* _Records to use_
▼▼▼
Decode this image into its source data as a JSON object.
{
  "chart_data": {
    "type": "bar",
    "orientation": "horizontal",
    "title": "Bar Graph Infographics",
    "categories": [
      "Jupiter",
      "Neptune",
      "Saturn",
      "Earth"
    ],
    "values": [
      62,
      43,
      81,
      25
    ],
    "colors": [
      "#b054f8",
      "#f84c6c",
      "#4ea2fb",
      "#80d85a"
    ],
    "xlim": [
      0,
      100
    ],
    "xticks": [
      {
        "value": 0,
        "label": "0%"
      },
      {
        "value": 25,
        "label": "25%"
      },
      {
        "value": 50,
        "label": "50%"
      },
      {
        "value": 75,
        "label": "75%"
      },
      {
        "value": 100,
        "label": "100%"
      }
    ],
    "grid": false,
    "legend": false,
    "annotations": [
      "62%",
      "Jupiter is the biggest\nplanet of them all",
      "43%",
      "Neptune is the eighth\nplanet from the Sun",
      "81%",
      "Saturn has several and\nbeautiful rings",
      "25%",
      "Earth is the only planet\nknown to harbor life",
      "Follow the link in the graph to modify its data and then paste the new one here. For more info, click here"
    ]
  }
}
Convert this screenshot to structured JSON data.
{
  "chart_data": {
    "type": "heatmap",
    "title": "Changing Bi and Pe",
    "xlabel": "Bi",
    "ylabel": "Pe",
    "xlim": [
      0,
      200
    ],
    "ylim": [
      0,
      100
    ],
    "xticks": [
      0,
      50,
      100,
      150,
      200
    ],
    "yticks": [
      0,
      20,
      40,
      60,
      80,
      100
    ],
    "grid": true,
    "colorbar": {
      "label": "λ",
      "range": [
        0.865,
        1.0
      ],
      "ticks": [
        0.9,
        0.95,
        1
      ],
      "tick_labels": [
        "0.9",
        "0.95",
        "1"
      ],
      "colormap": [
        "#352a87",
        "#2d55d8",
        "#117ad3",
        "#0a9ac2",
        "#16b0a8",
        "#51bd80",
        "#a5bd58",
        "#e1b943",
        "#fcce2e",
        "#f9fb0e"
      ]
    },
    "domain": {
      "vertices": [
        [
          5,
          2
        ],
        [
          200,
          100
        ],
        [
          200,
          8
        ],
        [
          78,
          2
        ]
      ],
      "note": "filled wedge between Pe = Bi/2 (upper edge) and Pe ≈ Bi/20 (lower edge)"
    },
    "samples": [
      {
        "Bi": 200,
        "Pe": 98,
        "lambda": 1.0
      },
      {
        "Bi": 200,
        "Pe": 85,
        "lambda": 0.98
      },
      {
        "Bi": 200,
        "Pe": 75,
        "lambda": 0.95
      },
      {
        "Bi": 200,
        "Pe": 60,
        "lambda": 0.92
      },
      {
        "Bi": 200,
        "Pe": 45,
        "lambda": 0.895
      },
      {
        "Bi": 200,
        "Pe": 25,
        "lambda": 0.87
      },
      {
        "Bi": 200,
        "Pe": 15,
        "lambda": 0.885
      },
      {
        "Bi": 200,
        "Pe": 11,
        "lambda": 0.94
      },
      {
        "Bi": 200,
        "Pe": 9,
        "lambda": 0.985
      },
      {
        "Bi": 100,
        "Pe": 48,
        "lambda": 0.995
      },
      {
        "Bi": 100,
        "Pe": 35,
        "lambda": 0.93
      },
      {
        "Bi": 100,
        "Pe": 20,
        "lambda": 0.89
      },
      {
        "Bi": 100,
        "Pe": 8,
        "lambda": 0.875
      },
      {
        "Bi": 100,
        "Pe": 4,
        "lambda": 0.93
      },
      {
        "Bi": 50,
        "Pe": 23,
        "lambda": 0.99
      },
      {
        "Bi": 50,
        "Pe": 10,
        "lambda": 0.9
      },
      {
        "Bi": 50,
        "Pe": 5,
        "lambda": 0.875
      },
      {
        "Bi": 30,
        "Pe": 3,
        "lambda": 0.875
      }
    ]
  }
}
▲▲▲
Repeat the records exactly, including every line.

Decode this image into its source data as a JSON object.
{
  "chart_data": {
    "type": "bar",
    "orientation": "horizontal",
    "title": "Bar Graph Infographics",
    "categories": [
      "Jupiter",
      "Neptune",
      "Saturn",
      "Earth"
    ],
    "values": [
      62,
      43,
      81,
      25
    ],
    "colors": [
      "#b054f8",
      "#f84c6c",
      "#4ea2fb",
      "#80d85a"
    ],
    "xlim": [
      0,
      100
    ],
    "xticks": [
      {
        "value": 0,
        "label": "0%"
      },
      {
        "value": 25,
        "label": "25%"
      },
      {
        "value": 50,
        "label": "50%"
      },
      {
        "value": 75,
        "label": "75%"
      },
      {
        "value": 100,
        "label": "100%"
      }
    ],
    "grid": false,
    "legend": false,
    "annotations": [
      "62%",
      "Jupiter is the biggest\nplanet of them all",
      "43%",
      "Neptune is the eighth\nplanet from the Sun",
      "81%",
      "Saturn has several and\nbeautiful rings",
      "25%",
      "Earth is the only planet\nknown to harbor life",
      "Follow the link in the graph to modify its data and then paste the new one here. For more info, click here"
    ]
  }
}
Convert this screenshot to structured JSON data.
{
  "chart_data": {
    "type": "heatmap",
    "title": "Changing Bi and Pe",
    "xlabel": "Bi",
    "ylabel": "Pe",
    "xlim": [
      0,
      200
    ],
    "ylim": [
      0,
      100
    ],
    "xticks": [
      0,
      50,
      100,
      150,
      200
    ],
    "yticks": [
      0,
      20,
      40,
      60,
      80,
      100
    ],
    "grid": true,
    "colorbar": {
      "label": "λ",
      "range": [
        0.865,
        1.0
      ],
      "ticks": [
        0.9,
        0.95,
        1
      ],
      "tick_labels": [
        "0.9",
        "0.95",
        "1"
      ],
      "colormap": [
        "#352a87",
        "#2d55d8",
        "#117ad3",
        "#0a9ac2",
        "#16b0a8",
        "#51bd80",
        "#a5bd58",
        "#e1b943",
        "#fcce2e",
        "#f9fb0e"
      ]
    },
    "domain": {
      "vertices": [
        [
          5,
          2
        ],
        [
          200,
          100
        ],
        [
          200,
          8
        ],
        [
          78,
          2
        ]
      ],
      "note": "filled wedge between Pe = Bi/2 (upper edge) and Pe ≈ Bi/20 (lower edge)"
    },
    "samples": [
      {
        "Bi": 200,
        "Pe": 98,
        "lambda": 1.0
      },
      {
        "Bi": 200,
        "Pe": 85,
        "lambda": 0.98
      },
      {
        "Bi": 200,
        "Pe": 75,
        "lambda": 0.95
      },
      {
        "Bi": 200,
        "Pe": 60,
        "lambda": 0.92
      },
      {
        "Bi": 200,
        "Pe": 45,
        "lambda": 0.895
      },
      {
        "Bi": 200,
        "Pe": 25,
        "lambda": 0.87
      },
      {
        "Bi": 200,
        "Pe": 15,
        "lambda": 0.885
      },
      {
        "Bi": 200,
        "Pe": 11,
        "lambda": 0.94
      },
      {
        "Bi": 200,
        "Pe": 9,
        "lambda": 0.985
      },
      {
        "Bi": 100,
        "Pe": 48,
        "lambda": 0.995
      },
      {
        "Bi": 100,
        "Pe": 35,
        "lambda": 0.93
      },
      {
        "Bi": 100,
        "Pe": 20,
        "lambda": 0.89
      },
      {
        "Bi": 100,
        "Pe": 8,
        "lambda": 0.875
      },
      {
        "Bi": 100,
        "Pe": 4,
        "lambda": 0.93
      },
      {
        "Bi": 50,
        "Pe": 23,
        "lambda": 0.99
      },
      {
        "Bi": 50,
        "Pe": 10,
        "lambda": 0.9
      },
      {
        "Bi": 50,
        "Pe": 5,
        "lambda": 0.875
      },
      {
        "Bi": 30,
        "Pe": 3,
        "lambda": 0.875
      }
    ]
  }
}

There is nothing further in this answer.